━━━━━ DATASET RECORDS

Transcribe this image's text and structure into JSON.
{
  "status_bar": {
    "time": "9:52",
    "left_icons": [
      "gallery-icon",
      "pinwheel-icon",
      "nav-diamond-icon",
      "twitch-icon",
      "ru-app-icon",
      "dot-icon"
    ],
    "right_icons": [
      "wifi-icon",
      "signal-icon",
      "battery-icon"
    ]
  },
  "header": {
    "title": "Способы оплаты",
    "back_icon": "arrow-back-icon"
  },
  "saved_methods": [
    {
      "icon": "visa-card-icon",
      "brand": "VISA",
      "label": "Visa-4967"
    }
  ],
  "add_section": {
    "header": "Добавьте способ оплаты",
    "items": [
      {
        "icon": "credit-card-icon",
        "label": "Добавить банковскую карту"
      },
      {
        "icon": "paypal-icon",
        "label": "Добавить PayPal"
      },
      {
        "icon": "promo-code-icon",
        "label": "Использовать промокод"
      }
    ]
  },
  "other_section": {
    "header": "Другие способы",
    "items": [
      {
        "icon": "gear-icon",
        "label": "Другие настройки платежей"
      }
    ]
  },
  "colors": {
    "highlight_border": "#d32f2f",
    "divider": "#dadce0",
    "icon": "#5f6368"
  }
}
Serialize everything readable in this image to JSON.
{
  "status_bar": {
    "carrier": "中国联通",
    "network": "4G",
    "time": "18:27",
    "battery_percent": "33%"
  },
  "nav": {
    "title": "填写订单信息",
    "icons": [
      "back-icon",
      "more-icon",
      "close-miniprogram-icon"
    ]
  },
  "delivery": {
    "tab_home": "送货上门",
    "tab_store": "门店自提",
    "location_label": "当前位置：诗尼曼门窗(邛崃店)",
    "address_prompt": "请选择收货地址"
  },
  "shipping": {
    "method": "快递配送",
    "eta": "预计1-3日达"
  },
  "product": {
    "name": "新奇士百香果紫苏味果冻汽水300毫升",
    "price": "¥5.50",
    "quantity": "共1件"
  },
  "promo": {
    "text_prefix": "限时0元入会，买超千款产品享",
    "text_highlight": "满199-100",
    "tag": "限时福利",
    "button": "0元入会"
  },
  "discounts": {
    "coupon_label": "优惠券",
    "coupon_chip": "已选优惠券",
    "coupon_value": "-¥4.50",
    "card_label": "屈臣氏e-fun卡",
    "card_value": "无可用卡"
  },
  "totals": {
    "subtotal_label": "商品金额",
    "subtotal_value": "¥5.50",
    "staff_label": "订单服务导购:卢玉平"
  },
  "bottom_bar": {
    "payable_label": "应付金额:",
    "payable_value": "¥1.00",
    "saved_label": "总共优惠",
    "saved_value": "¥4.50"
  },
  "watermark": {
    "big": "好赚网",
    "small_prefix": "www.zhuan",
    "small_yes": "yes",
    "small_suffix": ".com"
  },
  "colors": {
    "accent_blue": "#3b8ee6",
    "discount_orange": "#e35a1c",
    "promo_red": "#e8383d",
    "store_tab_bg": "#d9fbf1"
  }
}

━━━━━━━━━━
━━━━━ DATASET RECORDS

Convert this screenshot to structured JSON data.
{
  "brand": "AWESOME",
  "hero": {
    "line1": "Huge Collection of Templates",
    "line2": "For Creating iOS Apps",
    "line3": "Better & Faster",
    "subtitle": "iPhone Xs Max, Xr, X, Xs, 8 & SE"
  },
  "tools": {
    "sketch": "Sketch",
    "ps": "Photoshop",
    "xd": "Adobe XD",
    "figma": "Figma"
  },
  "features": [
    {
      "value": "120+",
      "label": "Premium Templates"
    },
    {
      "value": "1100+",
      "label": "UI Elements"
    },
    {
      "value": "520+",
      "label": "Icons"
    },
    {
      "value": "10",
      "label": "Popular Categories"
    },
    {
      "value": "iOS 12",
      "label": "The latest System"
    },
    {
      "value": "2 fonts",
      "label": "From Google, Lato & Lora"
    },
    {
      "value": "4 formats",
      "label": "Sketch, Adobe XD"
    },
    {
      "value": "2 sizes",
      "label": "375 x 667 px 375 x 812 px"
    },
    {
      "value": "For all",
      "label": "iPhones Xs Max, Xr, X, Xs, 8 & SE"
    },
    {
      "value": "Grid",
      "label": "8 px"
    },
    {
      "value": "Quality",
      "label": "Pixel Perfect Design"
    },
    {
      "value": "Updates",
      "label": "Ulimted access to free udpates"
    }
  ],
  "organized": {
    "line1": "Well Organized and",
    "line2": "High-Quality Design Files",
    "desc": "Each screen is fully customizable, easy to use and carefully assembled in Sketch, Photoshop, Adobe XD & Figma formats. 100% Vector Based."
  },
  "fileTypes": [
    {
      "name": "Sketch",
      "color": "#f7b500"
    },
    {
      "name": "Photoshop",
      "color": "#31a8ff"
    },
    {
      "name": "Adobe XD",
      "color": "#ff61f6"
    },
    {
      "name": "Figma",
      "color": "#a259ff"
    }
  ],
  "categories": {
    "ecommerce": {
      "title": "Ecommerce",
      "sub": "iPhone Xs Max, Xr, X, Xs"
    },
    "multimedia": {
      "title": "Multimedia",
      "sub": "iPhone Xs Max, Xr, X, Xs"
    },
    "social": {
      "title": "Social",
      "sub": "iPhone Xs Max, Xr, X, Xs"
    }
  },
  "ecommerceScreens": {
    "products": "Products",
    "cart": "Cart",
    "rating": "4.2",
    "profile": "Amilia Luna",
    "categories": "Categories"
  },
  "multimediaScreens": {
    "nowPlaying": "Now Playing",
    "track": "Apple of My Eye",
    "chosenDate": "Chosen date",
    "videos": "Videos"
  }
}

━━━━━━━━━━

→ **WHAT YOU ARE ASKED TO DO**:
Go through the records. Copy each line where "Добавить" appears.

→ **SOLUTION**:
        "label": "Добавить банковскую карту"
        "label": "Добавить PayPal"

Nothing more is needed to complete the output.